AIM OF THE TASK
Seek out every line containing the word "type", and copy each.
>>>>
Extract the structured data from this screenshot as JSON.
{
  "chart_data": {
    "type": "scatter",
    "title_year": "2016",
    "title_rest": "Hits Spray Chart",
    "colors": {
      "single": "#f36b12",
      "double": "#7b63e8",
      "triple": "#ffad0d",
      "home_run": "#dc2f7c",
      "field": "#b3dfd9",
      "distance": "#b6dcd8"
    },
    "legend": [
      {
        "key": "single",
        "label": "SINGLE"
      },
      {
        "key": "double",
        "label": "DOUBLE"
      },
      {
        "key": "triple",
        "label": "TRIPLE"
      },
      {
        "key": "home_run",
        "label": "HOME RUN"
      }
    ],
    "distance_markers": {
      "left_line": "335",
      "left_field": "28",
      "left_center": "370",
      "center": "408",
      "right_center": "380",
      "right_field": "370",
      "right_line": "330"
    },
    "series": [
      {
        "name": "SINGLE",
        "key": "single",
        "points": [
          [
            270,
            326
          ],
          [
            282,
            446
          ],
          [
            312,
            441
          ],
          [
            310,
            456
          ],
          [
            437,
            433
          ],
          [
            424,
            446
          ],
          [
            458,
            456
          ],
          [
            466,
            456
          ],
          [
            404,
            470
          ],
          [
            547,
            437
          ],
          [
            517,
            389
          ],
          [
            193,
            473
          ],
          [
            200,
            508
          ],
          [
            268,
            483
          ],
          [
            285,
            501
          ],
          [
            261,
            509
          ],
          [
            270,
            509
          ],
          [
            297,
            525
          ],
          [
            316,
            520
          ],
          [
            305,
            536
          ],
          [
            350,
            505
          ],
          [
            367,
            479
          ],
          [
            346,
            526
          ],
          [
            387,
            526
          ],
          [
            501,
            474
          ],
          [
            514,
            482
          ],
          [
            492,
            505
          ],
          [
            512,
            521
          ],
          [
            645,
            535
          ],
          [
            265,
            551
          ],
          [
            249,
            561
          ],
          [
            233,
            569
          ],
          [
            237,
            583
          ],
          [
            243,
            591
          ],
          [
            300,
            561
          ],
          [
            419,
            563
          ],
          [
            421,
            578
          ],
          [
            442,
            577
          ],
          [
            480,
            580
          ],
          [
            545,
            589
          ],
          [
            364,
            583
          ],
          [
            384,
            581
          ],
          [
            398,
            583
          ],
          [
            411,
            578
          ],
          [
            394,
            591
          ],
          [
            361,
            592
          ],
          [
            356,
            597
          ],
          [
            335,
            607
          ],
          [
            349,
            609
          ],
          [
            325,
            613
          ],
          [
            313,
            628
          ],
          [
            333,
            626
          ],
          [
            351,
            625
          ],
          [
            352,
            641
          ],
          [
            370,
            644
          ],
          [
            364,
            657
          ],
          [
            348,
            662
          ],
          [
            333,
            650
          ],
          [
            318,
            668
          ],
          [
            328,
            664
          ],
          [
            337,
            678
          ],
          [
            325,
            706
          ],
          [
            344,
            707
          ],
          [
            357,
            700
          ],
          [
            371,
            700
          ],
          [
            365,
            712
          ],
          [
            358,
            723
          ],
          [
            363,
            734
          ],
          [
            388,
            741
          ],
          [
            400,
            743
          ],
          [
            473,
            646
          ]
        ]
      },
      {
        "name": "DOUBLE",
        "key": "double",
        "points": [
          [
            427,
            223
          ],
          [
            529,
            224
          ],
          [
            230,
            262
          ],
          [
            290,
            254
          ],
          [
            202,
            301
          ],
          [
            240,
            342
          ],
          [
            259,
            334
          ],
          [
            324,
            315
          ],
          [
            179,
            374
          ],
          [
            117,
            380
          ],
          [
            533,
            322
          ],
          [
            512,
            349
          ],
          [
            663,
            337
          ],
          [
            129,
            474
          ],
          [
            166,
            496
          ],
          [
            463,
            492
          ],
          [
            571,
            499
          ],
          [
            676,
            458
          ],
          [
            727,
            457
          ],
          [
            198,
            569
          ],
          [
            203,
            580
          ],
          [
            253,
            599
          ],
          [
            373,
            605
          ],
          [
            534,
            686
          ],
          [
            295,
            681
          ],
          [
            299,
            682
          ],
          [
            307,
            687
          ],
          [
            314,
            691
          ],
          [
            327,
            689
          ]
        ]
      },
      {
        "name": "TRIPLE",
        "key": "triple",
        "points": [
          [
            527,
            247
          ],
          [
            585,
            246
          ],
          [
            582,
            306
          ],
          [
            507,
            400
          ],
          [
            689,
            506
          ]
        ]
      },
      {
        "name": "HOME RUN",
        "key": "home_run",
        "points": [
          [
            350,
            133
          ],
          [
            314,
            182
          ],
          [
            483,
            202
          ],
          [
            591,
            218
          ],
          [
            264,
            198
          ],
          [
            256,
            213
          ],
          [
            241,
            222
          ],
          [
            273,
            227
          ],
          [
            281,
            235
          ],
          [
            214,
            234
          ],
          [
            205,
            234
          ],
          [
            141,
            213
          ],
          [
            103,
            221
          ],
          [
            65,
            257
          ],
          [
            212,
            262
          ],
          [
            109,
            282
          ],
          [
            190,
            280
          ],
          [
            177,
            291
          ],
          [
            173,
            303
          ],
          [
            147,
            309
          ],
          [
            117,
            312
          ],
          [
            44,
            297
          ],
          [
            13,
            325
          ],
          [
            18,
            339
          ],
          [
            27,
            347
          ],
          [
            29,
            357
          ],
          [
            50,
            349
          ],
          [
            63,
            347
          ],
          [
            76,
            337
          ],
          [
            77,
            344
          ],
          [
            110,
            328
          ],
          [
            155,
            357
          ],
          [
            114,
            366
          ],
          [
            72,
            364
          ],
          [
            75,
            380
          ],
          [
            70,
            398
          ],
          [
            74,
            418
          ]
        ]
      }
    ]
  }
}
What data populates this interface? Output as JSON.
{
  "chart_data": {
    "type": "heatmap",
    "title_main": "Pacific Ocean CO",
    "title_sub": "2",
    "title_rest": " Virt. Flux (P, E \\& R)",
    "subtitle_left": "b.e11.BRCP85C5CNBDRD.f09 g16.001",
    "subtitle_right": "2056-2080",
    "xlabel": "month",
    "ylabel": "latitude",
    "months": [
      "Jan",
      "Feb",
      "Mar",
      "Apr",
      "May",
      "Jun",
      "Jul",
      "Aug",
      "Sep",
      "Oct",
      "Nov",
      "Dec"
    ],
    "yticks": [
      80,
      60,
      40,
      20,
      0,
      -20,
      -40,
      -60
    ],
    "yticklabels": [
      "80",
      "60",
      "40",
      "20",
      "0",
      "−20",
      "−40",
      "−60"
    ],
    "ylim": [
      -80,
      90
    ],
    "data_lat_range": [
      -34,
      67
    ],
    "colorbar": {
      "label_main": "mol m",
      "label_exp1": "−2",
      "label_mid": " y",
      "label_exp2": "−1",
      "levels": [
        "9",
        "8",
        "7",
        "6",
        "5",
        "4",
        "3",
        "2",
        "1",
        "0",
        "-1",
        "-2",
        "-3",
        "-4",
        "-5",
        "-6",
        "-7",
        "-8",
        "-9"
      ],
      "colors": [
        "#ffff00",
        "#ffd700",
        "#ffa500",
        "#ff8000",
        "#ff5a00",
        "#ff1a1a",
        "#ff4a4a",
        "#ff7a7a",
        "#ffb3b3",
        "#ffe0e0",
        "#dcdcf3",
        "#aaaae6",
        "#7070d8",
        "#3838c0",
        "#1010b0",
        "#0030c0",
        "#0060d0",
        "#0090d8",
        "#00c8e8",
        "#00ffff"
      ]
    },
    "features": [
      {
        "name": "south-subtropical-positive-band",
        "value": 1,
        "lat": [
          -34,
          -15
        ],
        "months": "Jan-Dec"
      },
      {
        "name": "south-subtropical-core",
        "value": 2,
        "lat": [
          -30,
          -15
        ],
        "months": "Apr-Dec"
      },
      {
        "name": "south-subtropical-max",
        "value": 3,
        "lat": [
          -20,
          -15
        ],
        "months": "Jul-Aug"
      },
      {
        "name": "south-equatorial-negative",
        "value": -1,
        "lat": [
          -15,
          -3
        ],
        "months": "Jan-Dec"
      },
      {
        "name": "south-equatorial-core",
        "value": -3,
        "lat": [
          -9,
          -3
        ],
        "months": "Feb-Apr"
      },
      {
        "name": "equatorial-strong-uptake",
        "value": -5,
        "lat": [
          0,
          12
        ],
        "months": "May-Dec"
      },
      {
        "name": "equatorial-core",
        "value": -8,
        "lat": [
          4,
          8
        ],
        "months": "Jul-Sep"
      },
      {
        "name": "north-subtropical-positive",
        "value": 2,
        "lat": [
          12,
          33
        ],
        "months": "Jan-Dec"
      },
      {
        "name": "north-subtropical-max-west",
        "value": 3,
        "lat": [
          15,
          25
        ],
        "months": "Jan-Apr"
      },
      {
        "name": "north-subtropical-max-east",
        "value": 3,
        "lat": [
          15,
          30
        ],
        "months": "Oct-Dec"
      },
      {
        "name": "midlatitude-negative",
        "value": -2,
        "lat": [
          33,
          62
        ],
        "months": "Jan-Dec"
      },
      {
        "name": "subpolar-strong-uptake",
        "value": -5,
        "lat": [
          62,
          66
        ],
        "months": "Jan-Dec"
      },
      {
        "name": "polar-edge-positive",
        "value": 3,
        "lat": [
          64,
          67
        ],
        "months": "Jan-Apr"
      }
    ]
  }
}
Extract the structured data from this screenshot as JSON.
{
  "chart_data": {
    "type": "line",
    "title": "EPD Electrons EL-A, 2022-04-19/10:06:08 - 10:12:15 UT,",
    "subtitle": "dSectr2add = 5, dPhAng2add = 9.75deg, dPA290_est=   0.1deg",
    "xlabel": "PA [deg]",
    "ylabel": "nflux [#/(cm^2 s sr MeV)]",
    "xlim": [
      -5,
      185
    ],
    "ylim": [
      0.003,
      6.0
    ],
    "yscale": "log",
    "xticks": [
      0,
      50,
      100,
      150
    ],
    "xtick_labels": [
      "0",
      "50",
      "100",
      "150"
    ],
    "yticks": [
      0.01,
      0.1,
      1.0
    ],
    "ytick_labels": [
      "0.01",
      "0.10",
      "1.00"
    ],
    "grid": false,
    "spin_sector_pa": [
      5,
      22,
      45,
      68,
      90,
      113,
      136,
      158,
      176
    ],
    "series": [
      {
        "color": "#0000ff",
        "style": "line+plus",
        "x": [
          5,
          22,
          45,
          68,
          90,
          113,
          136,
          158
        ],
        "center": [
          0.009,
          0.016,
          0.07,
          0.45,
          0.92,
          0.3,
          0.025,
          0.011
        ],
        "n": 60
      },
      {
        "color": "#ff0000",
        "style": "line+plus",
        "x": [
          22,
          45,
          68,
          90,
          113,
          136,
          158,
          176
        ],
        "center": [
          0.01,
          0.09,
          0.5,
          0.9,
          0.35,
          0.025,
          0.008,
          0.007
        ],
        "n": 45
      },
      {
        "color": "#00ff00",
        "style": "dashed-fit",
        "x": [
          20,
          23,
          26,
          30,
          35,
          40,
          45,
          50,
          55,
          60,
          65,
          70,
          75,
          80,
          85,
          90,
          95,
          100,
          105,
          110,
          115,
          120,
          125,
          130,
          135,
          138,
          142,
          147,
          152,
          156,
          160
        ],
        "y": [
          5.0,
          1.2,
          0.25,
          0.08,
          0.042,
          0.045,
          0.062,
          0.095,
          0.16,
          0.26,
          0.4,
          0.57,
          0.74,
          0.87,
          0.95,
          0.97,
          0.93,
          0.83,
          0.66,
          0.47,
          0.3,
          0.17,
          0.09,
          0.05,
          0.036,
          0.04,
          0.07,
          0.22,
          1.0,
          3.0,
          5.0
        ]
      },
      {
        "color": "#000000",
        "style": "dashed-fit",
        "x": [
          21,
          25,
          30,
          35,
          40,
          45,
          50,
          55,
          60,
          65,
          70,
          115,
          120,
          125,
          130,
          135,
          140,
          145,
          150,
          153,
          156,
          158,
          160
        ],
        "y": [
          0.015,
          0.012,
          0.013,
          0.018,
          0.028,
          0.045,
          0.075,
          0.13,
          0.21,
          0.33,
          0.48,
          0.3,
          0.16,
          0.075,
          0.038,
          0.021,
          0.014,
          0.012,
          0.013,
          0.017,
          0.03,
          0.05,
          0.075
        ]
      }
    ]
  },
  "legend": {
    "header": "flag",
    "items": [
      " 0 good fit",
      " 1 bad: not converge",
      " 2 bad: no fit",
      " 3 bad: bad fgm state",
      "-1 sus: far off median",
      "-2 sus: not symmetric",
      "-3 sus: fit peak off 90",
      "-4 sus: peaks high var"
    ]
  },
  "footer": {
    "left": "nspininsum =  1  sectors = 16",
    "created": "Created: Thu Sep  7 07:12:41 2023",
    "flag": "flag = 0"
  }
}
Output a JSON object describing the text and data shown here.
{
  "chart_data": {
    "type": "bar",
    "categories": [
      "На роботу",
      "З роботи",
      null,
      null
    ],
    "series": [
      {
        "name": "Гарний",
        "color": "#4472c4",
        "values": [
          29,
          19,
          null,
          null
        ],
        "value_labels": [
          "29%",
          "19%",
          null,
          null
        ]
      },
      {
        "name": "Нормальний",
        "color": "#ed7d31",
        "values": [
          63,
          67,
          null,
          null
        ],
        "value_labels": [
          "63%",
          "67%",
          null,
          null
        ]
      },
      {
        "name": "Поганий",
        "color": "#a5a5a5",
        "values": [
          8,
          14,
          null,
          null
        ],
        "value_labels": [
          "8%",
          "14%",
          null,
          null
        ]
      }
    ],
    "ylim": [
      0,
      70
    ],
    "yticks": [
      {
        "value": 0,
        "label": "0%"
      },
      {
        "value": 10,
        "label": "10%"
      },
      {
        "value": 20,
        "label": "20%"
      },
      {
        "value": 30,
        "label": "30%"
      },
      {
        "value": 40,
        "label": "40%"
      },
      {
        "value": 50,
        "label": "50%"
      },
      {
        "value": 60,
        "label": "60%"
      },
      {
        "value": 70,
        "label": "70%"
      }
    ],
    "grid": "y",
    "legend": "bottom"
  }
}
<<<<
RIGHT ANSWER
    "type": "scatter",
    "type": "heatmap",
    "type": "line",
    "type": "bar",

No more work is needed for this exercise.